▶ _Travail à faire_:
**1)** Recopiez le passage de l'article sur Taobao qui commence par « Ce billet a » et se poursuit jusqu'à « exploiteuses et racistes. ».
**2)** Indiquez si chacune des affirmations suivantes concorde avec l'article sur Taobao, en répondant par oui ou par non et en citant mot pour mot les termes décisifs de l'article. (a) Dans les vidéos, les enfants récitent des messages en mandarin. (b) Les annonces précisent de quels pays africains viennent les enfants. (c) Depuis 2009, la Chine est le premier partenaire économique de l'Afrique.

▶ _Texte fourni_:
----------------

La plateforme chinoise Taobao scandalise en vendant des messages publicitaires personnalisés récités par des enfants africains

Copie d'écran de Taobao via HKFP.

Ce billet a été écrit par Jun Pang et publié à l'origine sur Hong Kong Free Press le 9 août 2017. La version ci-dessous est publiée par Global Voices grâce à un accord de partenariat.

Les vendeurs chinois de Taobao qui commercialisent en ligne des espaces publicitaires avec photos et vidéos personnalisées d'enfants africains ont été submergés de critiques décriant leurs pratiques exploiteuses et racistes.

Les annonces sont publiées sur la plateforme de vente en ligne la plus populaire de Chine, le site de e-commerce Alibaba de Taobao, comme un “moyen efficace” de transmettre un message personnel. Proposées par plusieurs vendeurs, les vidéos montrent des enfants venant de pays africains non précisés qui récitent des messages personnalisés en mandarin en tenant des pancartes.

Les messages de ces vidéos présentent surtout des vœux d'anniversaires et même des demandes en mariage. Des photos d'enfants lisant à voix haute des publicités de cabinets dentaires, entreprises de décoration d'intérieur et du moteur de recherche chinois Sogou, par exemple, apparaissent aussi sur les profils de ces vendeurs.

Copie d'écran du résultat de la recherche “Kids holding placards” (Enfants tenant des pancartes) sur les espaces de vente de Taobao via HKFP.

Le vrai problème de ces vidéos vient du rôle controversé de la Chine en Afrique. Depuis 2009, Pékin dépasse les États-Unis et est devenu le partenaire économique le plus important du continent. Comme les puissances européennes pendant la colonisation, certaines sociétés chinoises sont accusées d'exploiter l'Afrique.

----------------

▶ _Éléments enregistrés d'une collection_:

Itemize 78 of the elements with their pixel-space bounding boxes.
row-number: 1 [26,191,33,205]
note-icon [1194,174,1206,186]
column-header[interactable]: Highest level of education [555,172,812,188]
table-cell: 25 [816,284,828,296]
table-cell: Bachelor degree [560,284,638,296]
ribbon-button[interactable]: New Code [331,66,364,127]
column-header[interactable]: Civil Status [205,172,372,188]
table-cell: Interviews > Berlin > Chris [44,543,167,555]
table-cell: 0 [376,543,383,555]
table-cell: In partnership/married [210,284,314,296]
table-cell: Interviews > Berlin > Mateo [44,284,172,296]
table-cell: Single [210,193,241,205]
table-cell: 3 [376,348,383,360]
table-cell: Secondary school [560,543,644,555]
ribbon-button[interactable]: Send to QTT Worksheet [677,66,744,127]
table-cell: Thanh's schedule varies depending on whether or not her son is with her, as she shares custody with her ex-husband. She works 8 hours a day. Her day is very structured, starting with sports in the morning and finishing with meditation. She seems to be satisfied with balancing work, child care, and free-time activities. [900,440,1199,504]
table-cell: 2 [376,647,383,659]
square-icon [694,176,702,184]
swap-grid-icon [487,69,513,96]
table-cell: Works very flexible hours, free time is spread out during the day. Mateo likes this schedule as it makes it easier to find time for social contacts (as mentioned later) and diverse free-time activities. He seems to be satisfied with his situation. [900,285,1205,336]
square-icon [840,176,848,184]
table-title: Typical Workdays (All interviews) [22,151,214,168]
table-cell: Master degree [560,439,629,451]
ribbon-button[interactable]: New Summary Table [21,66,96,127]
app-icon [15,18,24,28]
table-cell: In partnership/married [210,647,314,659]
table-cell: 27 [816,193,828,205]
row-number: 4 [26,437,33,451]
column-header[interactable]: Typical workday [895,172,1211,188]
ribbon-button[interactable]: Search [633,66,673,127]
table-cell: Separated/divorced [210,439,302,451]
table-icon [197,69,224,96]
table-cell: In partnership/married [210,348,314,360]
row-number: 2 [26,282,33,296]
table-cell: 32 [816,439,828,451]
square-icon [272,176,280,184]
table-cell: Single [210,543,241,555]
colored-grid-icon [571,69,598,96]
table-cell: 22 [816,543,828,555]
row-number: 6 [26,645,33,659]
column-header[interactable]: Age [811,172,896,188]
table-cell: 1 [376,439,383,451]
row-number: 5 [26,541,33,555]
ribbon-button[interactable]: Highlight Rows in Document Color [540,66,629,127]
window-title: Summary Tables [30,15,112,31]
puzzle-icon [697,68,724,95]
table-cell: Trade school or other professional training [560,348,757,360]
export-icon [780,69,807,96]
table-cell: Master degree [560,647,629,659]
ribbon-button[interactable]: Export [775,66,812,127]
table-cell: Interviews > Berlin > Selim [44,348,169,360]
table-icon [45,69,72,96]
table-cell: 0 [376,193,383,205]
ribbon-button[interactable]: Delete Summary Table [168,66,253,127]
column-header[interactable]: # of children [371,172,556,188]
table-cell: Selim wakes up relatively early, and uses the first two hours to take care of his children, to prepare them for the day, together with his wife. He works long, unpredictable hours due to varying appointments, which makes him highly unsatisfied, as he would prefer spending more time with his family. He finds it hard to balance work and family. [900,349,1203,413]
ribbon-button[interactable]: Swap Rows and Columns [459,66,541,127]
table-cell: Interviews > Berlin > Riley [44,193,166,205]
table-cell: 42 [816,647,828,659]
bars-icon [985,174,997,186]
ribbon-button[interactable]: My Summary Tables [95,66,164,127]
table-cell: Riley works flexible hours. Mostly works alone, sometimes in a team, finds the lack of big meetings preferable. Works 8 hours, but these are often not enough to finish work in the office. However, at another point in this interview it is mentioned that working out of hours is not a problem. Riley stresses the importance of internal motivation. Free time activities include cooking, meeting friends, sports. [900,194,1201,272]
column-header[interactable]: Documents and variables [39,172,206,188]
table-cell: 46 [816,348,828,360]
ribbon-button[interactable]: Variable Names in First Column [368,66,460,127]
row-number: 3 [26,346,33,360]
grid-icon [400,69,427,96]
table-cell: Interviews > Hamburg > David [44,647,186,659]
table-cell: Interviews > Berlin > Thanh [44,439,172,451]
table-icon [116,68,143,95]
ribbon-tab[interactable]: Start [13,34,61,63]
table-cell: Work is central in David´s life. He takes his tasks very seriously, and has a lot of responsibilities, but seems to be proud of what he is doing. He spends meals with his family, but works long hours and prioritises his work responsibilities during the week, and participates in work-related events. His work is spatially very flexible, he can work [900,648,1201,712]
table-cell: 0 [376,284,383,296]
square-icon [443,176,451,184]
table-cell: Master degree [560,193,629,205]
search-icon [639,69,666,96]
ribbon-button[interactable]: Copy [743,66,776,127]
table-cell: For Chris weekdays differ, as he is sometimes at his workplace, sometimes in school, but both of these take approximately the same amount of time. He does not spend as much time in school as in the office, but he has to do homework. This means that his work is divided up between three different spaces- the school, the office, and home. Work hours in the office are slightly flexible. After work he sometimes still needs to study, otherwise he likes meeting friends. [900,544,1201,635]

----------------

▶ _Réponses attendues_:
**1)**
Ce billet a été écrit par Jun Pang et publié à l'origine sur Hong Kong Free Press le 9 août 2017. La version ci-dessous est publiée par Global Voices grâce à un accord de partenariat.

Les vendeurs chinois de Taobao qui commercialisent en ligne des espaces publicitaires avec photos et vidéos personnalisées d'enfants africains ont été submergés de critiques décriant leurs pratiques exploiteuses et racistes.

**2)**
(a) Oui : « qui récitent des messages personnalisés en mandarin en tenant des pancartes ».
(b) Non : « des enfants venant de pays africains non précisés ».
(c) Oui : « Depuis 2009, Pékin dépasse les États-Unis et est devenu le partenaire économique le plus important du continent. »